> **BRIEF**
How many lines of these entries hold the string "Fejlesztendő"? Reply with the number alone.

> **RECORD SET**
______

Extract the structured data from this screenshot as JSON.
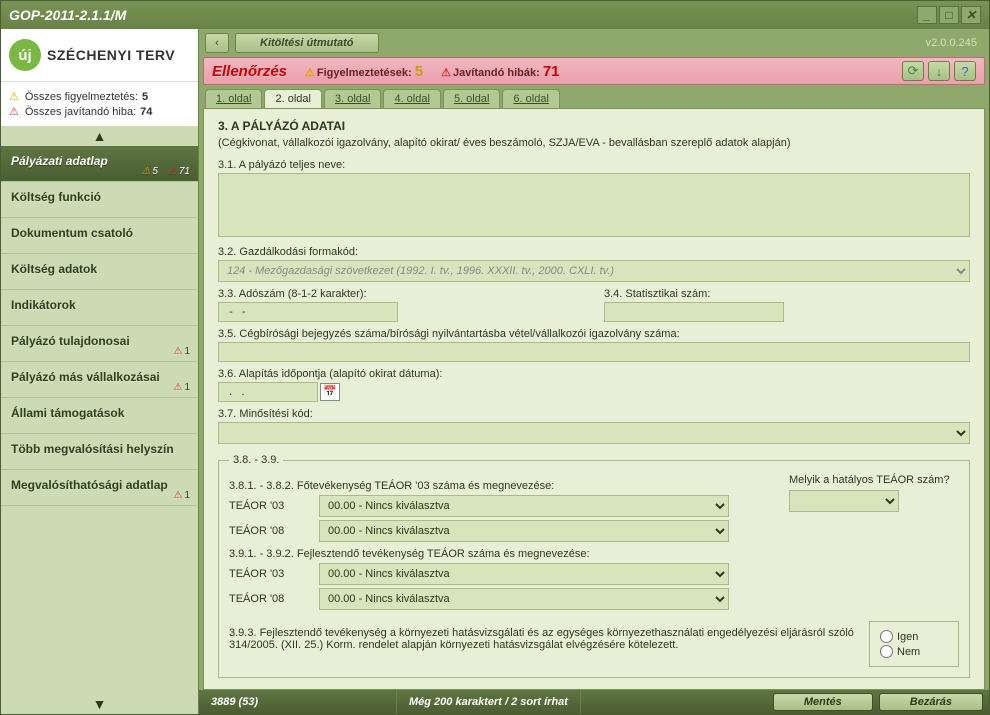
{
  "window": {
    "title": "GOP-2011-2.1.1/M"
  },
  "logo": {
    "badge": "új",
    "text": "SZÉCHENYI TERV"
  },
  "summary": {
    "warn_label": "Összes figyelmeztetés:",
    "warn_count": "5",
    "err_label": "Összes javítandó hiba:",
    "err_count": "74"
  },
  "nav": [
    {
      "label": "Pályázati adatlap",
      "active": true,
      "warn": "5",
      "err": "71"
    },
    {
      "label": "Költség funkció"
    },
    {
      "label": "Dokumentum csatoló"
    },
    {
      "label": "Költség adatok"
    },
    {
      "label": "Indikátorok"
    },
    {
      "label": "Pályázó tulajdonosai",
      "err": "1"
    },
    {
      "label": "Pályázó más vállalkozásai",
      "err": "1"
    },
    {
      "label": "Állami támogatások"
    },
    {
      "label": "Több megvalósítási helyszín"
    },
    {
      "label": "Megvalósíthatósági adatlap",
      "err": "1"
    }
  ],
  "toolbar": {
    "guide": "Kitöltési útmutató",
    "version": "v2.0.0.245"
  },
  "alert": {
    "title": "Ellenőrzés",
    "warn_label": "Figyelmeztetések:",
    "warn_count": "5",
    "err_label": "Javítandó hibák:",
    "err_count": "71"
  },
  "tabs": [
    "1. oldal",
    "2. oldal",
    "3. oldal",
    "4. oldal",
    "5. oldal",
    "6. oldal"
  ],
  "active_tab": 1,
  "section": {
    "heading": "3. A PÁLYÁZÓ ADATAI",
    "subheading": "(Cégkivonat, vállalkozói igazolvány, alapító okirat/ éves beszámoló, SZJA/EVA - bevallásban szereplő adatok alapján)",
    "f31_label": "3.1. A pályázó teljes neve:",
    "f32_label": "3.2. Gazdálkodási formakód:",
    "f32_value": "124 - Mezőgazdasági szövetkezet (1992. I. tv., 1996. XXXII. tv., 2000. CXLI. tv.)",
    "f33_label": "3.3. Adószám (8-1-2 karakter):",
    "f33_value": "  -   -",
    "f34_label": "3.4. Statisztikai szám:",
    "f35_label": "3.5. Cégbírósági bejegyzés száma/bírósági nyilvántartásba vétel/vállalkozói igazolvány száma:",
    "f36_label": "3.6. Alapítás időpontja (alapító okirat dátuma):",
    "f36_value": "  .   .",
    "f37_label": "3.7. Minősítési kód:",
    "fs_legend": "3.8. - 3.9.",
    "f381_label": "3.8.1. - 3.8.2. Főtevékenység TEÁOR '03 száma és megnevezése:",
    "f391_label": "3.9.1. - 3.9.2. Fejlesztendő tevékenység TEÁOR száma és megnevezése:",
    "teaor03": "TEÁOR '03",
    "teaor08": "TEÁOR '08",
    "teaor_none": "00.00 - Nincs kiválasztva",
    "side_q": "Melyik a hatályos TEÁOR szám?",
    "f393": "3.9.3. Fejlesztendő tevékenység a környezeti hatásvizsgálati és az egységes környezethasználati engedélyezési eljárásról szóló 314/2005. (XII. 25.) Korm. rendelet alapján környezeti hatásvizsgálat elvégzésére kötelezett.",
    "yes": "Igen",
    "no": "Nem"
  },
  "status": {
    "pos": "3889 (53)",
    "hint": "Még 200 karaktert / 2 sort írhat",
    "save": "Mentés",
    "close": "Bezárás"
  }
}
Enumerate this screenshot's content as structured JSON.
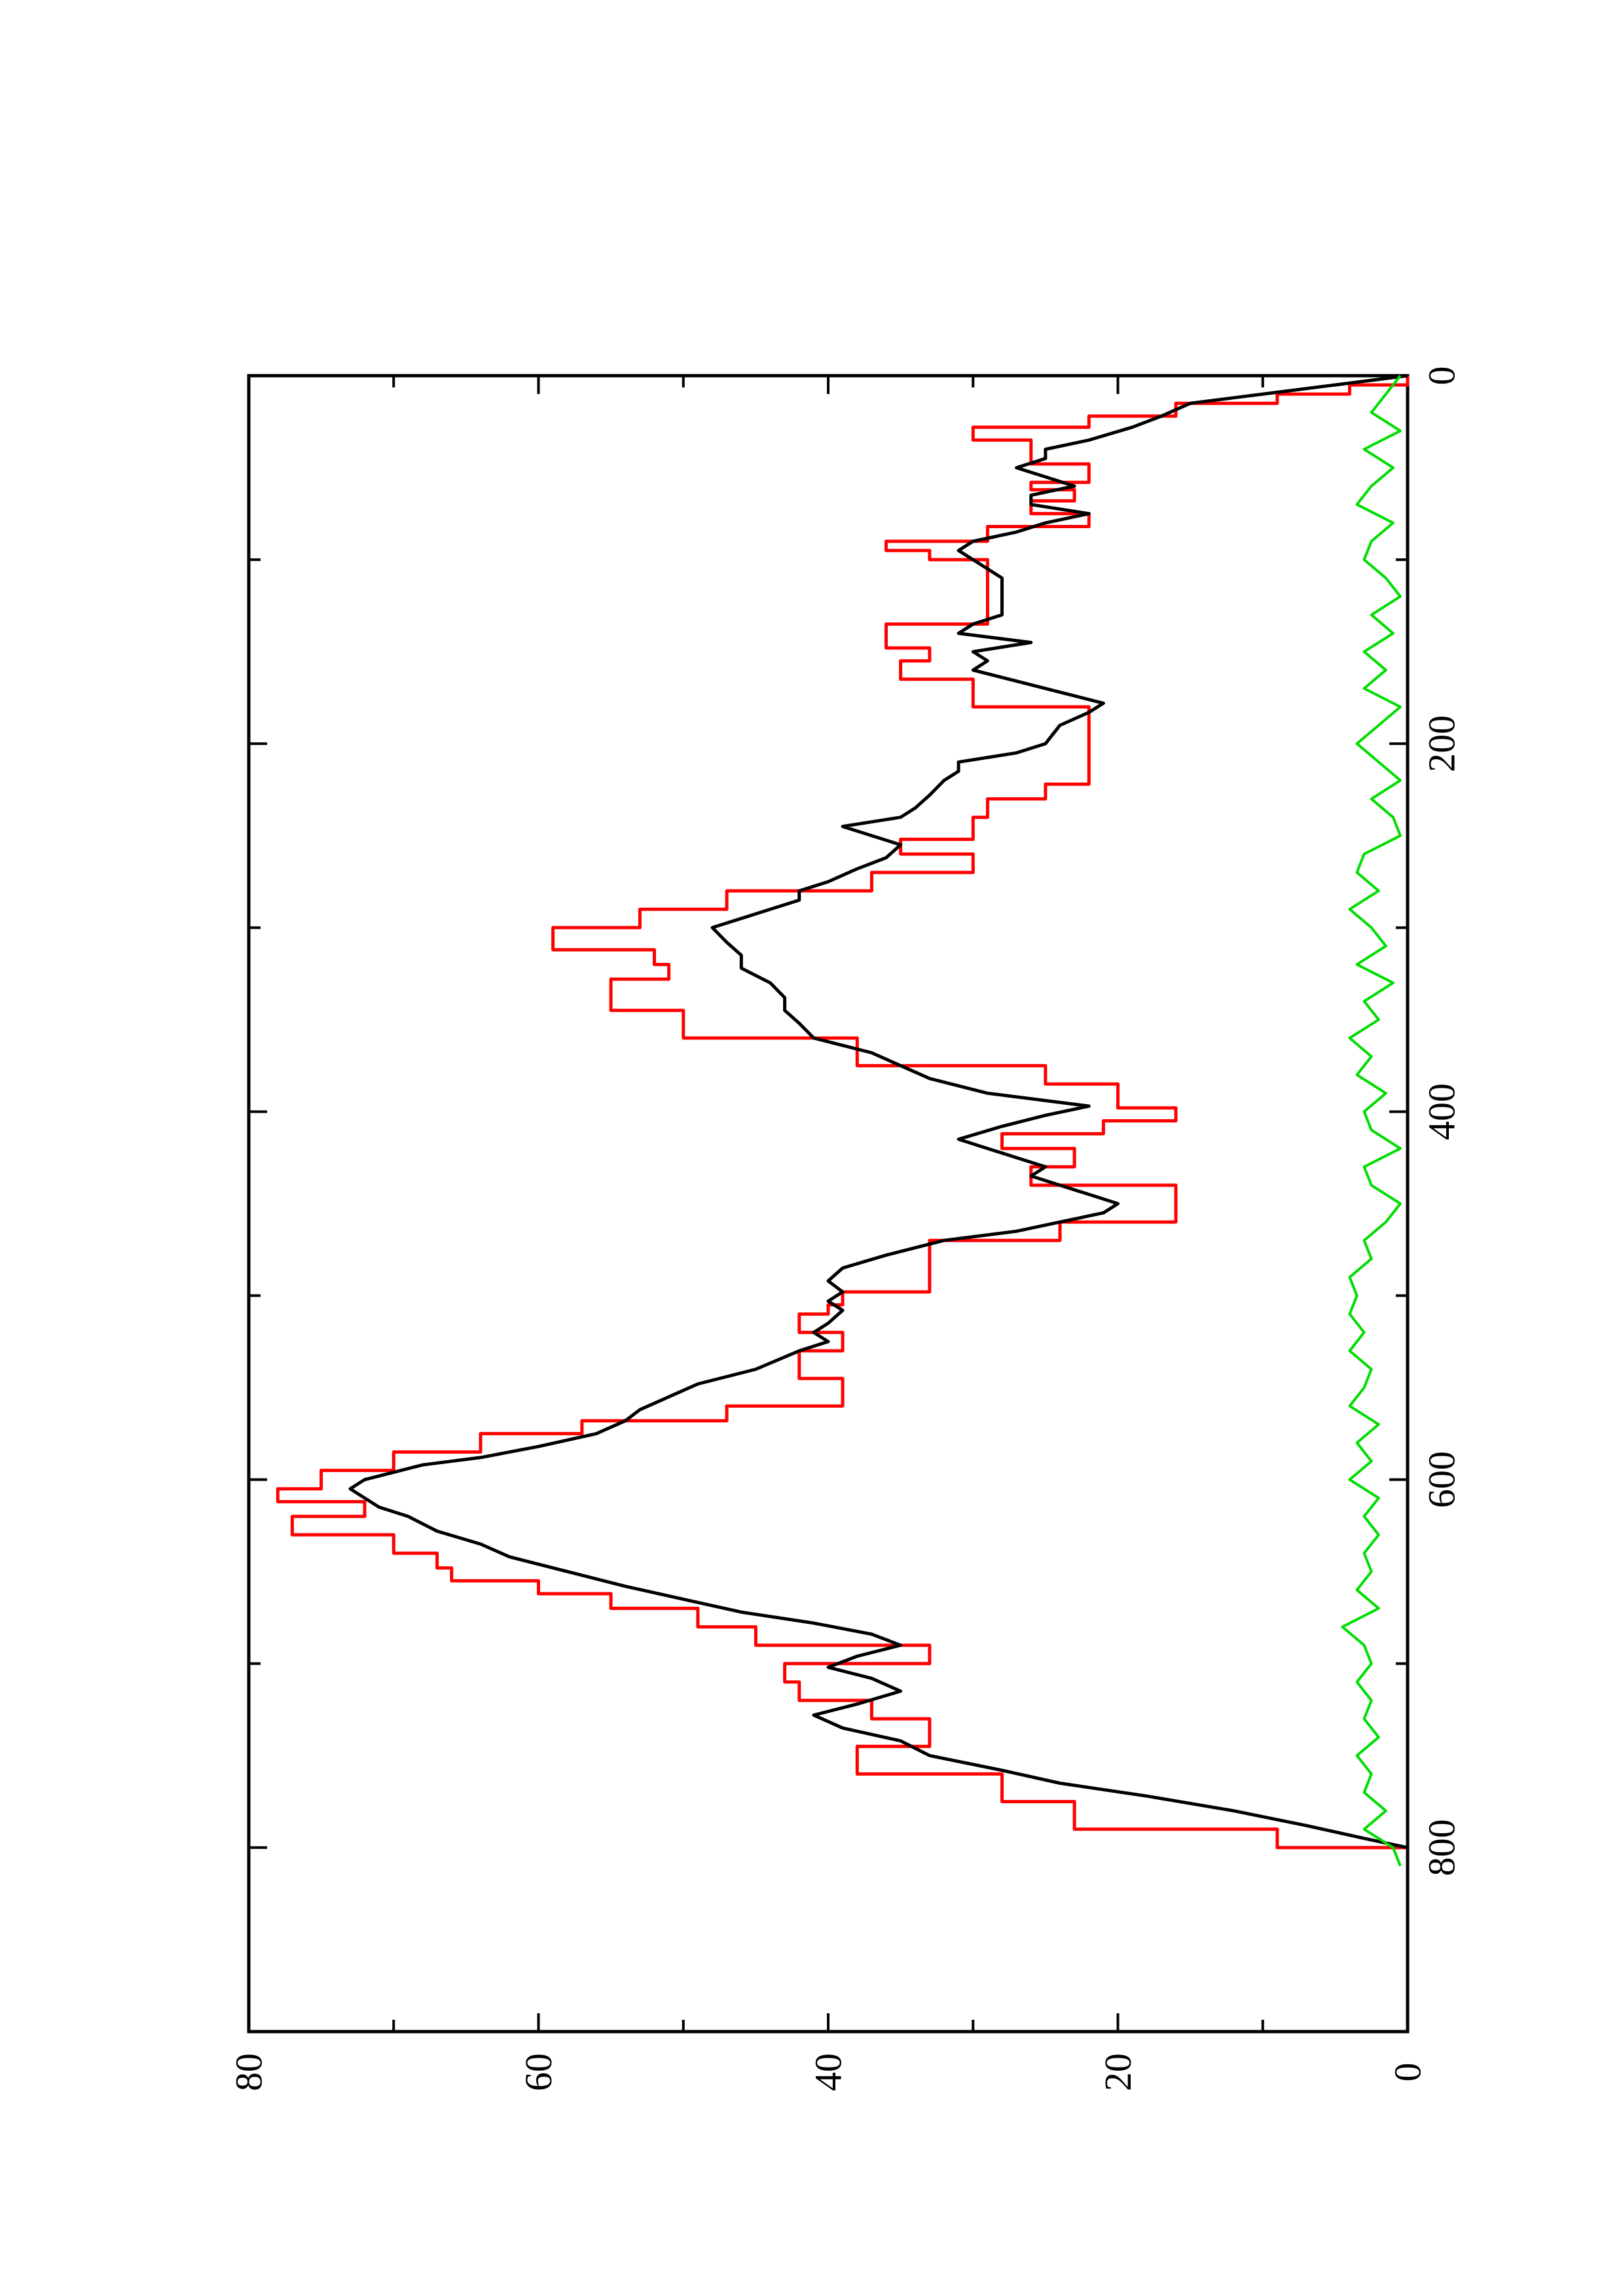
{
  "chart_data": {
    "type": "line",
    "title": "",
    "xlabel": "",
    "ylabel": "",
    "xlim": [
      0,
      900
    ],
    "ylim": [
      0,
      80
    ],
    "x_ticks": [
      0,
      200,
      400,
      600,
      800
    ],
    "x_tick_labels": [
      "0",
      "200",
      "400",
      "600",
      "800"
    ],
    "x_minor_ticks": [
      100,
      300,
      500,
      700
    ],
    "y_ticks": [
      0,
      20,
      40,
      60,
      80
    ],
    "y_tick_labels": [
      "0",
      "20",
      "40",
      "60",
      "80"
    ],
    "y_minor_ticks": [
      10,
      30,
      50,
      70
    ],
    "grid": false,
    "legend": "none",
    "orientation": "rotated 90 degrees counter-clockwise on the page",
    "series": [
      {
        "color": "#ff0000",
        "style": "step",
        "x": [
          0,
          5,
          10,
          15,
          22,
          28,
          35,
          48,
          58,
          62,
          68,
          75,
          82,
          90,
          95,
          100,
          110,
          125,
          135,
          148,
          155,
          165,
          180,
          200,
          210,
          222,
          230,
          240,
          245,
          252,
          260,
          270,
          280,
          290,
          300,
          312,
          320,
          328,
          335,
          345,
          360,
          375,
          385,
          398,
          405,
          412,
          420,
          430,
          440,
          452,
          460,
          470,
          480,
          490,
          498,
          505,
          510,
          520,
          530,
          545,
          560,
          568,
          575,
          585,
          595,
          605,
          612,
          620,
          630,
          640,
          648,
          655,
          662,
          670,
          680,
          690,
          700,
          710,
          720,
          730,
          745,
          760,
          775,
          790,
          800
        ],
        "y": [
          0,
          4,
          9,
          16,
          22,
          30,
          26,
          22,
          26,
          23,
          26,
          22,
          29,
          36,
          33,
          29,
          29,
          29,
          36,
          33,
          35,
          30,
          22,
          22,
          22,
          25,
          29,
          30,
          30,
          35,
          30,
          37,
          47,
          53,
          59,
          52,
          51,
          55,
          55,
          50,
          38,
          25,
          20,
          16,
          21,
          28,
          23,
          26,
          16,
          16,
          24,
          33,
          33,
          33,
          39,
          40,
          42,
          39,
          42,
          39,
          47,
          57,
          64,
          70,
          75,
          78,
          72,
          77,
          70,
          67,
          66,
          60,
          55,
          49,
          45,
          33,
          43,
          42,
          37,
          33,
          38,
          28,
          23,
          9,
          0
        ]
      },
      {
        "color": "#000000",
        "style": "line",
        "x": [
          0,
          5,
          10,
          15,
          22,
          28,
          35,
          40,
          45,
          50,
          55,
          60,
          65,
          70,
          75,
          80,
          85,
          90,
          95,
          100,
          110,
          120,
          130,
          135,
          140,
          145,
          150,
          155,
          160,
          170,
          178,
          183,
          190,
          200,
          205,
          210,
          215,
          220,
          228,
          235,
          240,
          245,
          250,
          255,
          262,
          268,
          275,
          280,
          285,
          290,
          295,
          300,
          308,
          315,
          322,
          330,
          338,
          345,
          352,
          360,
          368,
          375,
          382,
          390,
          397,
          402,
          408,
          415,
          420,
          425,
          430,
          435,
          440,
          445,
          450,
          455,
          460,
          465,
          470,
          478,
          485,
          492,
          498,
          503,
          508,
          515,
          520,
          525,
          530,
          540,
          548,
          555,
          562,
          568,
          575,
          582,
          588,
          592,
          596,
          600,
          605,
          610,
          615,
          620,
          628,
          635,
          642,
          650,
          658,
          665,
          672,
          678,
          684,
          690,
          696,
          702,
          708,
          715,
          722,
          728,
          735,
          742,
          750,
          758,
          765,
          772,
          780,
          788,
          795,
          800
        ],
        "y": [
          0,
          5,
          10,
          15,
          17,
          19,
          22,
          25,
          25,
          27,
          25,
          23,
          26,
          26,
          22,
          25,
          27,
          30,
          31,
          30,
          28,
          28,
          28,
          30,
          31,
          26,
          30,
          29,
          30,
          25,
          21,
          22,
          24,
          25,
          27,
          31,
          31,
          32,
          33,
          34,
          35,
          39,
          37,
          35,
          36,
          38,
          40,
          42,
          42,
          44,
          46,
          48,
          47,
          46,
          46,
          44,
          43,
          43,
          42,
          41,
          37,
          35,
          33,
          29,
          22,
          25,
          28,
          31,
          29,
          27,
          25,
          26,
          24,
          22,
          20,
          21,
          24,
          27,
          32,
          36,
          39,
          40,
          39,
          40,
          39,
          40,
          41,
          40,
          42,
          45,
          49,
          51,
          53,
          54,
          56,
          60,
          64,
          68,
          70,
          72,
          73,
          72,
          71,
          69,
          67,
          64,
          62,
          58,
          54,
          50,
          46,
          41,
          37,
          35,
          38,
          40,
          37,
          35,
          38,
          41,
          39,
          35,
          33,
          28,
          24,
          18,
          12,
          7,
          3,
          0
        ]
      },
      {
        "color": "#00dd00",
        "style": "noise",
        "x": [
          0,
          10,
          20,
          30,
          40,
          50,
          60,
          70,
          80,
          90,
          100,
          110,
          120,
          130,
          140,
          150,
          160,
          170,
          180,
          190,
          200,
          210,
          220,
          230,
          240,
          250,
          260,
          270,
          280,
          290,
          300,
          310,
          320,
          330,
          340,
          350,
          360,
          370,
          380,
          390,
          400,
          410,
          420,
          430,
          440,
          450,
          460,
          470,
          480,
          490,
          500,
          510,
          520,
          530,
          540,
          550,
          560,
          570,
          580,
          590,
          600,
          610,
          620,
          630,
          640,
          650,
          660,
          670,
          680,
          690,
          700,
          710,
          720,
          730,
          740,
          750,
          760,
          770,
          780,
          790,
          800,
          810
        ],
        "y": [
          0.5,
          1.5,
          2.5,
          0.5,
          3,
          1,
          2.5,
          3.5,
          1,
          2.5,
          3,
          1.5,
          0.5,
          2.5,
          1,
          3,
          1.5,
          3,
          0.5,
          2,
          3.5,
          2,
          0.5,
          2.5,
          1,
          0.5,
          3,
          3.5,
          2,
          4,
          2.5,
          1.5,
          3.5,
          1,
          3,
          2,
          4,
          2.5,
          3.5,
          1.5,
          3,
          2.5,
          0.5,
          3,
          2.5,
          0.5,
          1.5,
          3,
          2.5,
          4,
          3.5,
          4,
          3,
          4,
          2.5,
          3,
          4,
          2,
          3.5,
          2.5,
          4,
          2,
          3,
          2,
          3,
          2.5,
          3.5,
          2,
          4.5,
          3,
          2.5,
          3.5,
          2.5,
          3,
          2,
          3.5,
          2.5,
          3,
          1.5,
          3,
          1,
          0.5
        ]
      }
    ]
  }
}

______

> **SOLUTION TO THE EXERCISE**
2